# Requirements
Locate each line with the string "title" in the listing below and copy it.

··········

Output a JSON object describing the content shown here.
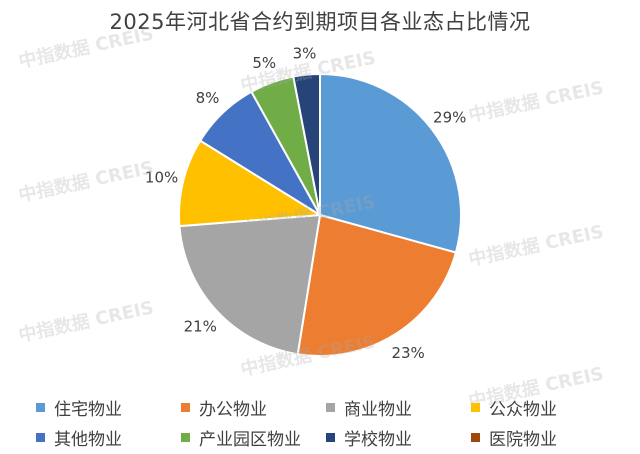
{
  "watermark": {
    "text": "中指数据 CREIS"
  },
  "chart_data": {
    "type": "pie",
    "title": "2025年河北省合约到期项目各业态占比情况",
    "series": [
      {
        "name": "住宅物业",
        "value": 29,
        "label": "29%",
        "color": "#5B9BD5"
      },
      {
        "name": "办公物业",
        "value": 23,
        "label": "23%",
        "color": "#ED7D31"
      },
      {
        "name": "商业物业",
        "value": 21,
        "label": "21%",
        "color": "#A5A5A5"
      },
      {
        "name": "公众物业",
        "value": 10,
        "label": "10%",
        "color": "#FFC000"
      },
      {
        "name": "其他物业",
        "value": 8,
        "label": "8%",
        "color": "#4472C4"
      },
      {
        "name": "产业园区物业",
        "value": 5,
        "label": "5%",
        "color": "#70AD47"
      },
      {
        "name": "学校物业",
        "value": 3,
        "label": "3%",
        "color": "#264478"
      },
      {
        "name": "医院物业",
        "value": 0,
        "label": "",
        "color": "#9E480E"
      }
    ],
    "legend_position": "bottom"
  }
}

··········

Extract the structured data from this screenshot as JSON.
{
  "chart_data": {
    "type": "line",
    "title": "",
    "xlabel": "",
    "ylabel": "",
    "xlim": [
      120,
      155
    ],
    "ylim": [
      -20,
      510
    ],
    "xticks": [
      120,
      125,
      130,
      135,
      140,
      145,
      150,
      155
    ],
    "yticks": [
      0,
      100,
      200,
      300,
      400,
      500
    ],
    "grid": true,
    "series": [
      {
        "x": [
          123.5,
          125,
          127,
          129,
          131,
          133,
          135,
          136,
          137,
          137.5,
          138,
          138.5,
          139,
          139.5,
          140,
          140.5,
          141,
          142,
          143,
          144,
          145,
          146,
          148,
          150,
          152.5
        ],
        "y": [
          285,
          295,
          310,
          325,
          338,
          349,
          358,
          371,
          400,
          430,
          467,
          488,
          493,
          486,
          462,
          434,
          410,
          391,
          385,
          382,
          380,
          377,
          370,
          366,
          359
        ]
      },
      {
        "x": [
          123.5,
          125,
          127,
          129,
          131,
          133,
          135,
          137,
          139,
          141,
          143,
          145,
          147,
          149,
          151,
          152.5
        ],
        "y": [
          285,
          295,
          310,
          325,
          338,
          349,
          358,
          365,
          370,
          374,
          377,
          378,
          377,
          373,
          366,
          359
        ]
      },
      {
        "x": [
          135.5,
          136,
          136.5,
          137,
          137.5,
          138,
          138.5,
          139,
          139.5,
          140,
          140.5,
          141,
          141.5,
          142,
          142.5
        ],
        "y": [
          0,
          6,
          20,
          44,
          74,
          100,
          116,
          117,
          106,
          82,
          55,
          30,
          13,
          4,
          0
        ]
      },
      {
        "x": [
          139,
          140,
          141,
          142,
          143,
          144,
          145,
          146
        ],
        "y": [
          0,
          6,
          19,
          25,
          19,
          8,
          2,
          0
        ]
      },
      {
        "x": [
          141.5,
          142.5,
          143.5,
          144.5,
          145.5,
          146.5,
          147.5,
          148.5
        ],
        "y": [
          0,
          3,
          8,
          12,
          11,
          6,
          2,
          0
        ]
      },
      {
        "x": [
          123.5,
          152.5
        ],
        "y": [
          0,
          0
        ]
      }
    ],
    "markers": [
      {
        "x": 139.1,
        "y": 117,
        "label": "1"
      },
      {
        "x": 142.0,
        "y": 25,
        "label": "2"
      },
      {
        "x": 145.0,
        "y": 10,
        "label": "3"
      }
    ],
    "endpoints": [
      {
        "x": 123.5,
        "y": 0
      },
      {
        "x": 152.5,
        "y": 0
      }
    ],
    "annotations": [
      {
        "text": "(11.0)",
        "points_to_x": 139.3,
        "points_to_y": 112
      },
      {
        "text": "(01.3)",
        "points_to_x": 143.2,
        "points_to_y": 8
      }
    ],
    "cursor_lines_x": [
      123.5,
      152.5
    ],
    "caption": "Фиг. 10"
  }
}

··········

# Task result
    "title": "2025年河北省合约到期项目各业态占比情况",
    "title": "",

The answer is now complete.